__What is asked__
Exact repetition is required: output every record in full.

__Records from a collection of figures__
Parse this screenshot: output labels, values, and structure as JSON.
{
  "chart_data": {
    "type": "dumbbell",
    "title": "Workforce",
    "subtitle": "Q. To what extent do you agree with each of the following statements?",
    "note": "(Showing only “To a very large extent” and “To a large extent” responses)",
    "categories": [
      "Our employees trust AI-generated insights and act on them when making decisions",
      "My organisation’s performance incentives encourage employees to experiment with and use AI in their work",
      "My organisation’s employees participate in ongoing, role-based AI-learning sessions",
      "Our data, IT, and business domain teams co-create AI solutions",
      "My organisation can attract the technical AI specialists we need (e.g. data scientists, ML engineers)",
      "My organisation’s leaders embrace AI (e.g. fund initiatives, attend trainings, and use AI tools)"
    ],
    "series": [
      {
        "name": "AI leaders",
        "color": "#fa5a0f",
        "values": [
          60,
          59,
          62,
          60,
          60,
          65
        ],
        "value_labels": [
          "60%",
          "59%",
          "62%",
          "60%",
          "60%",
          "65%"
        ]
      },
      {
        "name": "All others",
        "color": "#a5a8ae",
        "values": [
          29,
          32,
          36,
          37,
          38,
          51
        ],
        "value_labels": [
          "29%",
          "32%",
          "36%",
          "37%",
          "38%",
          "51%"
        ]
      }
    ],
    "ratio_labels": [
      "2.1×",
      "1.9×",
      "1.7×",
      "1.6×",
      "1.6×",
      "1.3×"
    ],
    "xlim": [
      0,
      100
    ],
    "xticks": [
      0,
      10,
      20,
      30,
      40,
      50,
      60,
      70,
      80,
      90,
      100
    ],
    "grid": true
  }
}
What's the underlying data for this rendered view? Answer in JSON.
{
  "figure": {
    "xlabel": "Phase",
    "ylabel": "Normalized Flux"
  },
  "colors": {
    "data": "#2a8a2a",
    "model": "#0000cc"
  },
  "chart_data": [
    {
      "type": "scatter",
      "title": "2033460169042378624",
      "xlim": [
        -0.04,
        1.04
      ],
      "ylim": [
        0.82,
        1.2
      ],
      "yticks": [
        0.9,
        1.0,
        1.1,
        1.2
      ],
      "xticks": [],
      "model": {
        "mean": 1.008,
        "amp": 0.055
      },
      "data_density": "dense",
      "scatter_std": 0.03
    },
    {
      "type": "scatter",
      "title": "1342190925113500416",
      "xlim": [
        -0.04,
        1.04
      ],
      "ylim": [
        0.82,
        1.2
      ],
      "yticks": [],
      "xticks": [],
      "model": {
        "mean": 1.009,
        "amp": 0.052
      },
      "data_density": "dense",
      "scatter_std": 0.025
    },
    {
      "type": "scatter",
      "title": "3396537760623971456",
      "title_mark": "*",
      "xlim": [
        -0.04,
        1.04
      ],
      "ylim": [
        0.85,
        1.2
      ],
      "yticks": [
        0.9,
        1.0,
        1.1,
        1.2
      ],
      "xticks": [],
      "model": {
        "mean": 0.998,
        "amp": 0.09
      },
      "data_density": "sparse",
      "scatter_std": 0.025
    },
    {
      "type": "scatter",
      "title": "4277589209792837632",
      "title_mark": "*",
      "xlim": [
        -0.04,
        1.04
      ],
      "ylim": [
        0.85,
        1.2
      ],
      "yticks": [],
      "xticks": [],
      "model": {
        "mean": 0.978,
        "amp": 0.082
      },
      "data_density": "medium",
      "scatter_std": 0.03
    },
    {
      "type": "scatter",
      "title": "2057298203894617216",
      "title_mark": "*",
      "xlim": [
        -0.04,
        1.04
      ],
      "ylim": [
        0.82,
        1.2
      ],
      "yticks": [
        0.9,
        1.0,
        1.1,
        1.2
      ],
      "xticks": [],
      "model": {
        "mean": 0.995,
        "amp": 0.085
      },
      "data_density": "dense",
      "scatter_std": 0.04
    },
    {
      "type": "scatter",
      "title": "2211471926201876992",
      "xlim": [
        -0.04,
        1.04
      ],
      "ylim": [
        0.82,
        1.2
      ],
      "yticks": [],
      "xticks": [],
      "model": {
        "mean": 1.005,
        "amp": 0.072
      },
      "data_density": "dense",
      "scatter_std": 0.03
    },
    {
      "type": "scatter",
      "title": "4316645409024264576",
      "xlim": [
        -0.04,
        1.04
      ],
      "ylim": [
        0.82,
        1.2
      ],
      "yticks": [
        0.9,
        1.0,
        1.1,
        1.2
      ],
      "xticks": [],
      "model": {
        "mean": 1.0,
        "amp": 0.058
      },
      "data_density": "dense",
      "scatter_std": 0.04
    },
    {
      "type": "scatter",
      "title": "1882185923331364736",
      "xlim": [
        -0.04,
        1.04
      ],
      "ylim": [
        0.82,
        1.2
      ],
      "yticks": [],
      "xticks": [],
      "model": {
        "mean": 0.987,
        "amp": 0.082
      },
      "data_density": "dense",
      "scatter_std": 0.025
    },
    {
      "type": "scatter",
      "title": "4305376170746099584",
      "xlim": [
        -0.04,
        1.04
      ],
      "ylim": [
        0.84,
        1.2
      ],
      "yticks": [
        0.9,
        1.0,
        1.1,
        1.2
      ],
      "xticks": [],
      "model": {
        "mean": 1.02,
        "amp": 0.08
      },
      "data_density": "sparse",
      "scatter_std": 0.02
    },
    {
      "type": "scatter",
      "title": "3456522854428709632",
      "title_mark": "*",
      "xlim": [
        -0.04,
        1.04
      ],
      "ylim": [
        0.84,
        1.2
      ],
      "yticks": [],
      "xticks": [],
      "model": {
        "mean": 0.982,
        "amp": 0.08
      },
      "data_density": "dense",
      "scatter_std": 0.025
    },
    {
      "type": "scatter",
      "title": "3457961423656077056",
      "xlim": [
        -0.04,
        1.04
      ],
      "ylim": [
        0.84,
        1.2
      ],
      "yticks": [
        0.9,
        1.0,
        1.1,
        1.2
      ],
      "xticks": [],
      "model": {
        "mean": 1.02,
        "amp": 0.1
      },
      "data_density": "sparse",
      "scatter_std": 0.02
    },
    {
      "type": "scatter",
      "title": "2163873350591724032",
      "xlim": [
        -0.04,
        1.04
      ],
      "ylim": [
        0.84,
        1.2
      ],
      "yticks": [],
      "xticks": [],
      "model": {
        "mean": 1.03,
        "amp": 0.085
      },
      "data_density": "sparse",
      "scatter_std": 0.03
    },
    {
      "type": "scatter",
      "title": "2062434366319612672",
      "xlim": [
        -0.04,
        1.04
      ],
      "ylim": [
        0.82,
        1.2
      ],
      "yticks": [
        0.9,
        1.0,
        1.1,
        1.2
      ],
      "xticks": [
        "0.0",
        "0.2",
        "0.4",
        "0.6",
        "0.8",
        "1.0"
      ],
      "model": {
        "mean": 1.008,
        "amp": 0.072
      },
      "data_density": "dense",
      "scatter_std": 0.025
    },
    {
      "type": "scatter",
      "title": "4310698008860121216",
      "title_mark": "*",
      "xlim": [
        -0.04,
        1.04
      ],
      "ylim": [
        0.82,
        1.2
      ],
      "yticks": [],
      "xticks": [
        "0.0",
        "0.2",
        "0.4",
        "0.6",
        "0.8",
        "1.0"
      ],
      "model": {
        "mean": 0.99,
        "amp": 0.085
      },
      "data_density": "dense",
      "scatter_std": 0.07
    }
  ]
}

__Answer in full__
Parse this screenshot: output labels, values, and structure as JSON.
{
  "chart_data": {
    "type": "dumbbell",
    "title": "Workforce",
    "subtitle": "Q. To what extent do you agree with each of the following statements?",
    "note": "(Showing only “To a very large extent” and “To a large extent” responses)",
    "categories": [
      "Our employees trust AI-generated insights and act on them when making decisions",
      "My organisation’s performance incentives encourage employees to experiment with and use AI in their work",
      "My organisation’s employees participate in ongoing, role-based AI-learning sessions",
      "Our data, IT, and business domain teams co-create AI solutions",
      "My organisation can attract the technical AI specialists we need (e.g. data scientists, ML engineers)",
      "My organisation’s leaders embrace AI (e.g. fund initiatives, attend trainings, and use AI tools)"
    ],
    "series": [
      {
        "name": "AI leaders",
        "color": "#fa5a0f",
        "values": [
          60,
          59,
          62,
          60,
          60,
          65
        ],
        "value_labels": [
          "60%",
          "59%",
          "62%",
          "60%",
          "60%",
          "65%"
        ]
      },
      {
        "name": "All others",
        "color": "#a5a8ae",
        "values": [
          29,
          32,
          36,
          37,
          38,
          51
        ],
        "value_labels": [
          "29%",
          "32%",
          "36%",
          "37%",
          "38%",
          "51%"
        ]
      }
    ],
    "ratio_labels": [
      "2.1×",
      "1.9×",
      "1.7×",
      "1.6×",
      "1.6×",
      "1.3×"
    ],
    "xlim": [
      0,
      100
    ],
    "xticks": [
      0,
      10,
      20,
      30,
      40,
      50,
      60,
      70,
      80,
      90,
      100
    ],
    "grid": true
  }
}
What's the underlying data for this rendered view? Answer in JSON.
{
  "figure": {
    "xlabel": "Phase",
    "ylabel": "Normalized Flux"
  },
  "colors": {
    "data": "#2a8a2a",
    "model": "#0000cc"
  },
  "chart_data": [
    {
      "type": "scatter",
      "title": "2033460169042378624",
      "xlim": [
        -0.04,
        1.04
      ],
      "ylim": [
        0.82,
        1.2
      ],
      "yticks": [
        0.9,
        1.0,
        1.1,
        1.2
      ],
      "xticks": [],
      "model": {
        "mean": 1.008,
        "amp": 0.055
      },
      "data_density": "dense",
      "scatter_std": 0.03
    },
    {
      "type": "scatter",
      "title": "1342190925113500416",
      "xlim": [
        -0.04,
        1.04
      ],
      "ylim": [
        0.82,
        1.2
      ],
      "yticks": [],
      "xticks": [],
      "model": {
        "mean": 1.009,
        "amp": 0.052
      },
      "data_density": "dense",
      "scatter_std": 0.025
    },
    {
      "type": "scatter",
      "title": "3396537760623971456",
      "title_mark": "*",
      "xlim": [
        -0.04,
        1.04
      ],
      "ylim": [
        0.85,
        1.2
      ],
      "yticks": [
        0.9,
        1.0,
        1.1,
        1.2
      ],
      "xticks": [],
      "model": {
        "mean": 0.998,
        "amp": 0.09
      },
      "data_density": "sparse",
      "scatter_std": 0.025
    },
    {
      "type": "scatter",
      "title": "4277589209792837632",
      "title_mark": "*",
      "xlim": [
        -0.04,
        1.04
      ],
      "ylim": [
        0.85,
        1.2
      ],
      "yticks": [],
      "xticks": [],
      "model": {
        "mean": 0.978,
        "amp": 0.082
      },
      "data_density": "medium",
      "scatter_std": 0.03
    },
    {
      "type": "scatter",
      "title": "2057298203894617216",
      "title_mark": "*",
      "xlim": [
        -0.04,
        1.04
      ],
      "ylim": [
        0.82,
        1.2
      ],
      "yticks": [
        0.9,
        1.0,
        1.1,
        1.2
      ],
      "xticks": [],
      "model": {
        "mean": 0.995,
        "amp": 0.085
      },
      "data_density": "dense",
      "scatter_std": 0.04
    },
    {
      "type": "scatter",
      "title": "2211471926201876992",
      "xlim": [
        -0.04,
        1.04
      ],
      "ylim": [
        0.82,
        1.2
      ],
      "yticks": [],
      "xticks": [],
      "model": {
        "mean": 1.005,
        "amp": 0.072
      },
      "data_density": "dense",
      "scatter_std": 0.03
    },
    {
      "type": "scatter",
      "title": "4316645409024264576",
      "xlim": [
        -0.04,
        1.04
      ],
      "ylim": [
        0.82,
        1.2
      ],
      "yticks": [
        0.9,
        1.0,
        1.1,
        1.2
      ],
      "xticks": [],
      "model": {
        "mean": 1.0,
        "amp": 0.058
      },
      "data_density": "dense",
      "scatter_std": 0.04
    },
    {
      "type": "scatter",
      "title": "1882185923331364736",
      "xlim": [
        -0.04,
        1.04
      ],
      "ylim": [
        0.82,
        1.2
      ],
      "yticks": [],
      "xticks": [],
      "model": {
        "mean": 0.987,
        "amp": 0.082
      },
      "data_density": "dense",
      "scatter_std": 0.025
    },
    {
      "type": "scatter",
      "title": "4305376170746099584",
      "xlim": [
        -0.04,
        1.04
      ],
      "ylim": [
        0.84,
        1.2
      ],
      "yticks": [
        0.9,
        1.0,
        1.1,
        1.2
      ],
      "xticks": [],
      "model": {
        "mean": 1.02,
        "amp": 0.08
      },
      "data_density": "sparse",
      "scatter_std": 0.02
    },
    {
      "type": "scatter",
      "title": "3456522854428709632",
      "title_mark": "*",
      "xlim": [
        -0.04,
        1.04
      ],
      "ylim": [
        0.84,
        1.2
      ],
      "yticks": [],
      "xticks": [],
      "model": {
        "mean": 0.982,
        "amp": 0.08
      },
      "data_density": "dense",
      "scatter_std": 0.025
    },
    {
      "type": "scatter",
      "title": "3457961423656077056",
      "xlim": [
        -0.04,
        1.04
      ],
      "ylim": [
        0.84,
        1.2
      ],
      "yticks": [
        0.9,
        1.0,
        1.1,
        1.2
      ],
      "xticks": [],
      "model": {
        "mean": 1.02,
        "amp": 0.1
      },
      "data_density": "sparse",
      "scatter_std": 0.02
    },
    {
      "type": "scatter",
      "title": "2163873350591724032",
      "xlim": [
        -0.04,
        1.04
      ],
      "ylim": [
        0.84,
        1.2
      ],
      "yticks": [],
      "xticks": [],
      "model": {
        "mean": 1.03,
        "amp": 0.085
      },
      "data_density": "sparse",
      "scatter_std": 0.03
    },
    {
      "type": "scatter",
      "title": "2062434366319612672",
      "xlim": [
        -0.04,
        1.04
      ],
      "ylim": [
        0.82,
        1.2
      ],
      "yticks": [
        0.9,
        1.0,
        1.1,
        1.2
      ],
      "xticks": [
        "0.0",
        "0.2",
        "0.4",
        "0.6",
        "0.8",
        "1.0"
      ],
      "model": {
        "mean": 1.008,
        "amp": 0.072
      },
      "data_density": "dense",
      "scatter_std": 0.025
    },
    {
      "type": "scatter",
      "title": "4310698008860121216",
      "title_mark": "*",
      "xlim": [
        -0.04,
        1.04
      ],
      "ylim": [
        0.82,
        1.2
      ],
      "yticks": [],
      "xticks": [
        "0.0",
        "0.2",
        "0.4",
        "0.6",
        "0.8",
        "1.0"
      ],
      "model": {
        "mean": 0.99,
        "amp": 0.085
      },
      "data_density": "dense",
      "scatter_std": 0.07
    }
  ]
}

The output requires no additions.